▶ _EXERCISE REQUIREMENTS_
What follows is a set of records, each of which is to be written out exactly.

▶ _RECORDS FOR THIS EXERCISE_
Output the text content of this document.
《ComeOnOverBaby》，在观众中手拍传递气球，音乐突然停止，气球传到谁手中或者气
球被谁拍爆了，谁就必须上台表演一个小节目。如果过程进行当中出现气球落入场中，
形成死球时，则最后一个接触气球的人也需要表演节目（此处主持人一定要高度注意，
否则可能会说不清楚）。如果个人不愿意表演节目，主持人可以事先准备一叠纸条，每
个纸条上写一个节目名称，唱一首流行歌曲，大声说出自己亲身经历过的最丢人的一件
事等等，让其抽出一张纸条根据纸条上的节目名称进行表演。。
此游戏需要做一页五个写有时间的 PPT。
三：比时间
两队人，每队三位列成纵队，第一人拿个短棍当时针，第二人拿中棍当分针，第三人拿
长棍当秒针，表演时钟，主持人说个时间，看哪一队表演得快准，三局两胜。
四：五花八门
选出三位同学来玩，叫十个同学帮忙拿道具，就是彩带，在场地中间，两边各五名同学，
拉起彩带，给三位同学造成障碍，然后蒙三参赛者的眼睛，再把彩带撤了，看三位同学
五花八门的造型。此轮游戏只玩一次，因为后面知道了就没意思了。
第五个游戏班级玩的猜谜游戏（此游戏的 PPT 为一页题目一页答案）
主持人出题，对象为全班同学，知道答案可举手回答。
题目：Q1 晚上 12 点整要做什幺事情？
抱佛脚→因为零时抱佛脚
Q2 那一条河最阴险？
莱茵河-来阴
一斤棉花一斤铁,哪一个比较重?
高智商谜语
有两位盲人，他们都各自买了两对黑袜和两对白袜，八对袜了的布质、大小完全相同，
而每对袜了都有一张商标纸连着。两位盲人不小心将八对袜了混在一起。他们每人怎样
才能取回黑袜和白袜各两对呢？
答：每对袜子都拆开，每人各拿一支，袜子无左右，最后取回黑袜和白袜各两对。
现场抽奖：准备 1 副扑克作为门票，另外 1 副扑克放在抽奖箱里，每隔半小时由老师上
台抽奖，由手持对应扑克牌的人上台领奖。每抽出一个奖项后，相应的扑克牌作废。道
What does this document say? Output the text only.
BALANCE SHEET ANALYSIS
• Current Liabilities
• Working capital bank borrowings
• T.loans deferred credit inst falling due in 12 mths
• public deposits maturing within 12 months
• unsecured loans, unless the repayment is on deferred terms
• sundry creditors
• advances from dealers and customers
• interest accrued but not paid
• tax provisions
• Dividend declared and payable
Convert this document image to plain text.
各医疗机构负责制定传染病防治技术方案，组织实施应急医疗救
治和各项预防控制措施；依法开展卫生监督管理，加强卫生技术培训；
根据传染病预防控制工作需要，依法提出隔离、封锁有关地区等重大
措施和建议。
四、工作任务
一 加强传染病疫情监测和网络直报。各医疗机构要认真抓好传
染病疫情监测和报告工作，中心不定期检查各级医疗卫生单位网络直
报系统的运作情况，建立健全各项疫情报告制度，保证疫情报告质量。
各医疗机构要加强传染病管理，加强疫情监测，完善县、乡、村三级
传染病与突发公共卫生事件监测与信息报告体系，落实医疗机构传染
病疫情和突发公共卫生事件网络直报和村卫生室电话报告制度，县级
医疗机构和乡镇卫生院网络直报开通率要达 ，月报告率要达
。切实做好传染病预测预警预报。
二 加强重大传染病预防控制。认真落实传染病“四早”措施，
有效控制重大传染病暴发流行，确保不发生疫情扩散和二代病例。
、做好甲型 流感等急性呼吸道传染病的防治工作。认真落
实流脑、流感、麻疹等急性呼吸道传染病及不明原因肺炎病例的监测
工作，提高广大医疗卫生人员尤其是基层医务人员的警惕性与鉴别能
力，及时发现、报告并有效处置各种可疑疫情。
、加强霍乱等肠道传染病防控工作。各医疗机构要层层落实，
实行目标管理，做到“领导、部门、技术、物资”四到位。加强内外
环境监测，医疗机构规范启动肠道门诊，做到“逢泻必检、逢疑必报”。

▶ _EXERCISE OUTPUT_
Output the text content of this document.
《ComeOnOverBaby》，在观众中手拍传递气球，音乐突然停止，气球传到谁手中或者气
球被谁拍爆了，谁就必须上台表演一个小节目。如果过程进行当中出现气球落入场中，
形成死球时，则最后一个接触气球的人也需要表演节目（此处主持人一定要高度注意，
否则可能会说不清楚）。如果个人不愿意表演节目，主持人可以事先准备一叠纸条，每
个纸条上写一个节目名称，唱一首流行歌曲，大声说出自己亲身经历过的最丢人的一件
事等等，让其抽出一张纸条根据纸条上的节目名称进行表演。。
此游戏需要做一页五个写有时间的 PPT。
三：比时间
两队人，每队三位列成纵队，第一人拿个短棍当时针，第二人拿中棍当分针，第三人拿
长棍当秒针，表演时钟，主持人说个时间，看哪一队表演得快准，三局两胜。
四：五花八门
选出三位同学来玩，叫十个同学帮忙拿道具，就是彩带，在场地中间，两边各五名同学，
拉起彩带，给三位同学造成障碍，然后蒙三参赛者的眼睛，再把彩带撤了，看三位同学
五花八门的造型。此轮游戏只玩一次，因为后面知道了就没意思了。
第五个游戏班级玩的猜谜游戏（此游戏的 PPT 为一页题目一页答案）
主持人出题，对象为全班同学，知道答案可举手回答。
题目：Q1 晚上 12 点整要做什幺事情？
抱佛脚→因为零时抱佛脚
Q2 那一条河最阴险？
莱茵河-来阴
一斤棉花一斤铁,哪一个比较重?
高智商谜语
有两位盲人，他们都各自买了两对黑袜和两对白袜，八对袜了的布质、大小完全相同，
而每对袜了都有一张商标纸连着。两位盲人不小心将八对袜了混在一起。他们每人怎样
才能取回黑袜和白袜各两对呢？
答：每对袜子都拆开，每人各拿一支，袜子无左右，最后取回黑袜和白袜各两对。
现场抽奖：准备 1 副扑克作为门票，另外 1 副扑克放在抽奖箱里，每隔半小时由老师上
台抽奖，由手持对应扑克牌的人上台领奖。每抽出一个奖项后，相应的扑克牌作废。道
What does this document say? Output the text only.
BALANCE SHEET ANALYSIS
• Current Liabilities
• Working capital bank borrowings
• T.loans deferred credit inst falling due in 12 mths
• public deposits maturing within 12 months
• unsecured loans, unless the repayment is on deferred terms
• sundry creditors
• advances from dealers and customers
• interest accrued but not paid
• tax provisions
• Dividend declared and payable
Convert this document image to plain text.
各医疗机构负责制定传染病防治技术方案，组织实施应急医疗救
治和各项预防控制措施；依法开展卫生监督管理，加强卫生技术培训；
根据传染病预防控制工作需要，依法提出隔离、封锁有关地区等重大
措施和建议。
四、工作任务
一 加强传染病疫情监测和网络直报。各医疗机构要认真抓好传
染病疫情监测和报告工作，中心不定期检查各级医疗卫生单位网络直
报系统的运作情况，建立健全各项疫情报告制度，保证疫情报告质量。
各医疗机构要加强传染病管理，加强疫情监测，完善县、乡、村三级
传染病与突发公共卫生事件监测与信息报告体系，落实医疗机构传染
病疫情和突发公共卫生事件网络直报和村卫生室电话报告制度，县级
医疗机构和乡镇卫生院网络直报开通率要达 ，月报告率要达
。切实做好传染病预测预警预报。
二 加强重大传染病预防控制。认真落实传染病“四早”措施，
有效控制重大传染病暴发流行，确保不发生疫情扩散和二代病例。
、做好甲型 流感等急性呼吸道传染病的防治工作。认真落
实流脑、流感、麻疹等急性呼吸道传染病及不明原因肺炎病例的监测
工作，提高广大医疗卫生人员尤其是基层医务人员的警惕性与鉴别能
力，及时发现、报告并有效处置各种可疑疫情。
、加强霍乱等肠道传染病防控工作。各医疗机构要层层落实，
实行目标管理，做到“领导、部门、技术、物资”四到位。加强内外
环境监测，医疗机构规范启动肠道门诊，做到“逢泻必检、逢疑必报”。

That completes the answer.